**Problem to work on**
Pick out the lines in the listing below that contain the word "yahoo" and copy them.

**Input records**
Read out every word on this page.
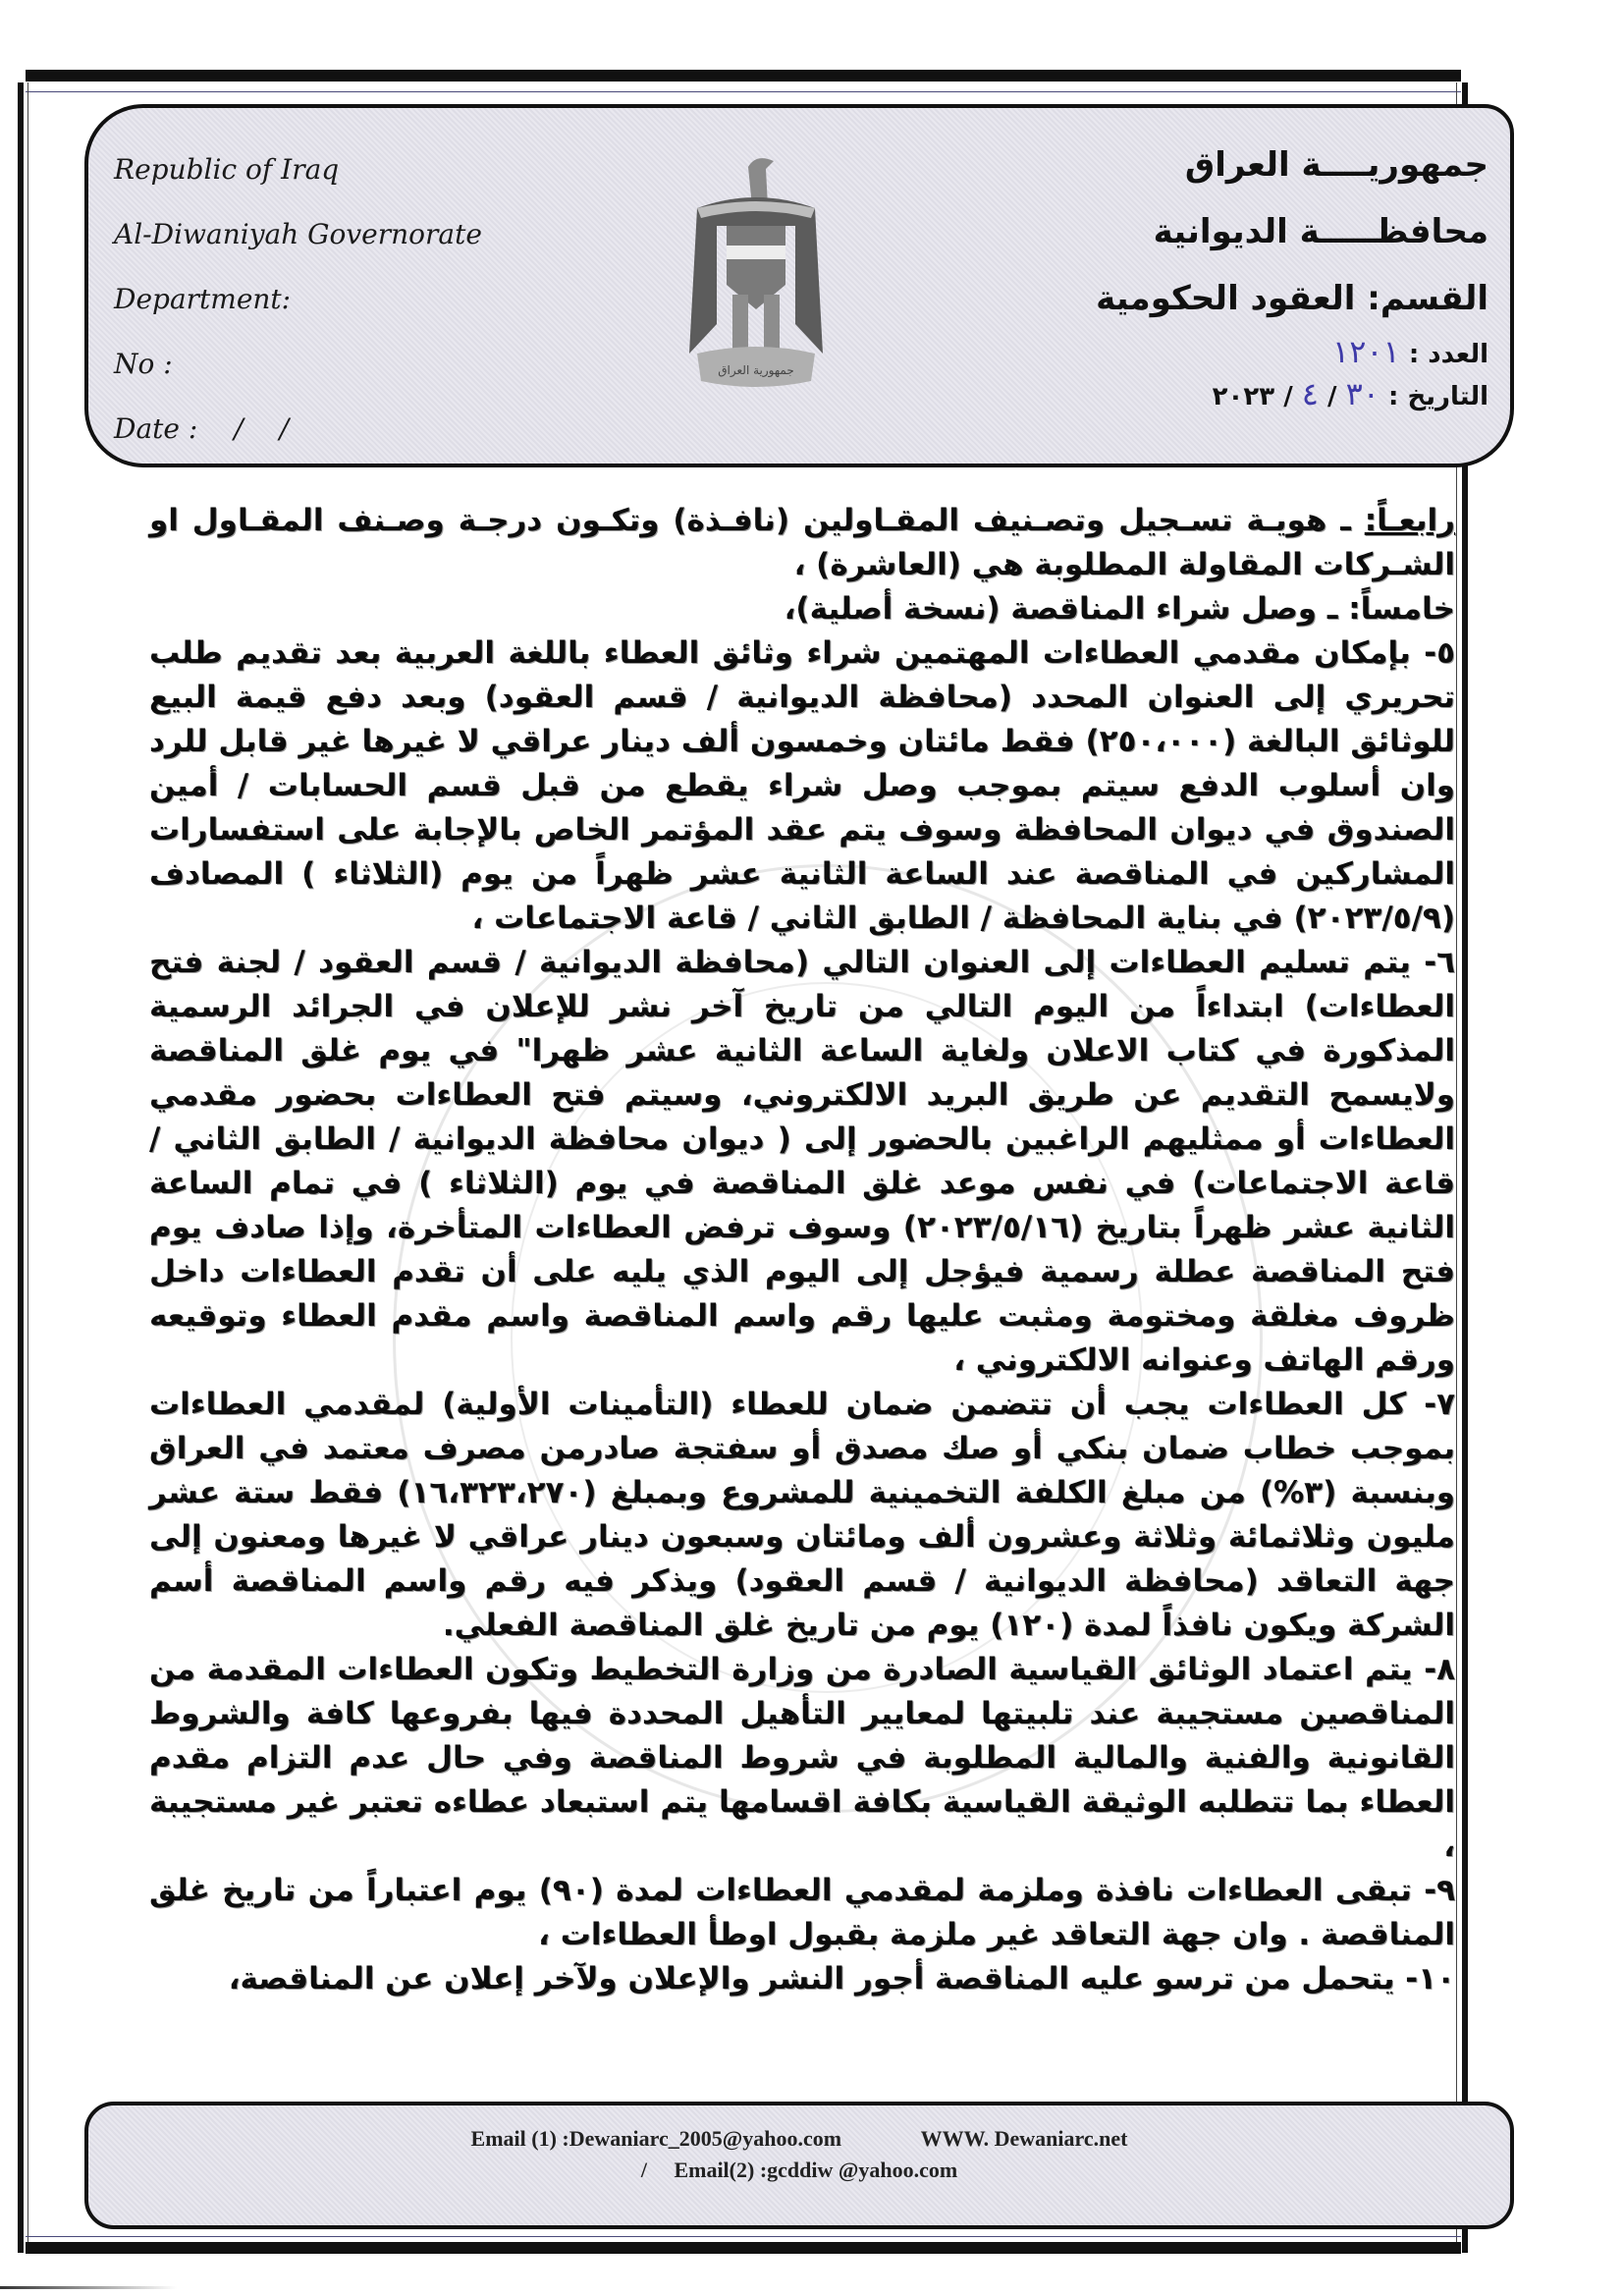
Republic of Iraq
Al-Diwaniyah Governorate
Department:
No :
Date : / /
جمهورية العراق
جمهوريــــة العراق
محافظـــــة الديوانية
القسم: العقود الحكومية
العدد : ١٢٠١
التاريخ : ٣٠ / ٤ / ٢٠٢٣

رابعـاً: ـ هويـة تسـجيل وتصـنيف المقـاولين (نافـذة) وتكـون درجـة وصـنف المقـاول او الشـركات المقاولة المطلوبة هي (العاشرة) ،

خامساً: ـ وصل شراء المناقصة (نسخة أصلية)،

٥- بإمكان مقدمي العطاءات المهتمين شراء وثائق العطاء باللغة العربية بعد تقديم طلب تحريري إلى العنوان المحدد (محافظة الديوانية / قسم العقود) وبعد دفع قيمة البيع للوثائق البالغة (٢٥٠،٠٠٠) فقط مائتان وخمسون ألف دينار عراقي لا غيرها غير قابل للرد وان أسلوب الدفع سيتم بموجب وصل شراء يقطع من قبل قسم الحسابات / أمين الصندوق في ديوان المحافظة وسوف يتم عقد المؤتمر الخاص بالإجابة على استفسارات المشاركين في المناقصة عند الساعة الثانية عشر ظهراً من يوم (الثلاثاء ) المصادف (٢٠٢٣/٥/٩) في بناية المحافظة / الطابق الثاني / قاعة الاجتماعات ،

٦- يتم تسليم العطاءات إلى العنوان التالي (محافظة الديوانية / قسم العقود / لجنة فتح العطاءات) ابتداءاً من اليوم التالي من تاريخ آخر نشر للإعلان في الجرائد الرسمية المذكورة في كتاب الاعلان ولغاية الساعة الثانية عشر ظهرا" في يوم غلق المناقصة ولايسمح التقديم عن طريق البريد الالكتروني، وسيتم فتح العطاءات بحضور مقدمي العطاءات أو ممثليهم الراغبين بالحضور إلى ( ديوان محافظة الديوانية / الطابق الثاني / قاعة الاجتماعات) في نفس موعد غلق المناقصة في يوم (الثلاثاء ) في تمام الساعة الثانية عشر ظهراً بتاريخ (٢٠٢٣/٥/١٦) وسوف ترفض العطاءات المتأخرة، وإذا صادف يوم فتح المناقصة عطلة رسمية فيؤجل إلى اليوم الذي يليه على أن تقدم العطاءات داخل ظروف مغلقة ومختومة ومثبت عليها رقم واسم المناقصة واسم مقدم العطاء وتوقيعه ورقم الهاتف وعنوانه الالكتروني ،

٧- كل العطاءات يجب أن تتضمن ضمان للعطاء (التأمينات الأولية) لمقدمي العطاءات بموجب خطاب ضمان بنكي أو صك مصدق أو سفتجة صادرمن مصرف معتمد في العراق وبنسبة (٣%) من مبلغ الكلفة التخمينية للمشروع وبمبلغ (١٦،٣٢٣،٢٧٠) فقط ستة عشر مليون وثلاثمائة وثلاثة وعشرون ألف ومائتان وسبعون دينار عراقي لا غيرها ومعنون إلى جهة التعاقد (محافظة الديوانية / قسم العقود) ويذكر فيه رقم واسم المناقصة أسم الشركة ويكون نافذاً لمدة (١٢٠) يوم من تاريخ غلق المناقصة الفعلي.

٨- يتم اعتماد الوثائق القياسية الصادرة من وزارة التخطيط وتكون العطاءات المقدمة من المناقصين مستجيبة عند تلبيتها لمعايير التأهيل المحددة فيها بفروعها كافة والشروط القانونية والفنية والمالية المطلوبة في شروط المناقصة وفي حال عدم التزام مقدم العطاء بما تتطلبه الوثيقة القياسية بكافة اقسامها يتم استبعاد عطاءه تعتبر غير مستجيبة ،

٩- تبقى العطاءات نافذة وملزمة لمقدمي العطاءات لمدة (٩٠) يوم اعتباراً من تاريخ غلق المناقصة . وان جهة التعاقد غير ملزمة بقبول اوطأ العطاءات ،

١٠- يتحمل من ترسو عليه المناقصة أجور النشر والإعلان ولآخر إعلان عن المناقصة،

Email (1) :Dewaniarc_2005@yahoo.com	WWW. Dewaniarc.net
/ Email(2) :gcddiw @yahoo.com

**The answer**
Email (1) :Dewaniarc_2005@yahoo.com	WWW. Dewaniarc.net
/ Email(2) :gcddiw @yahoo.com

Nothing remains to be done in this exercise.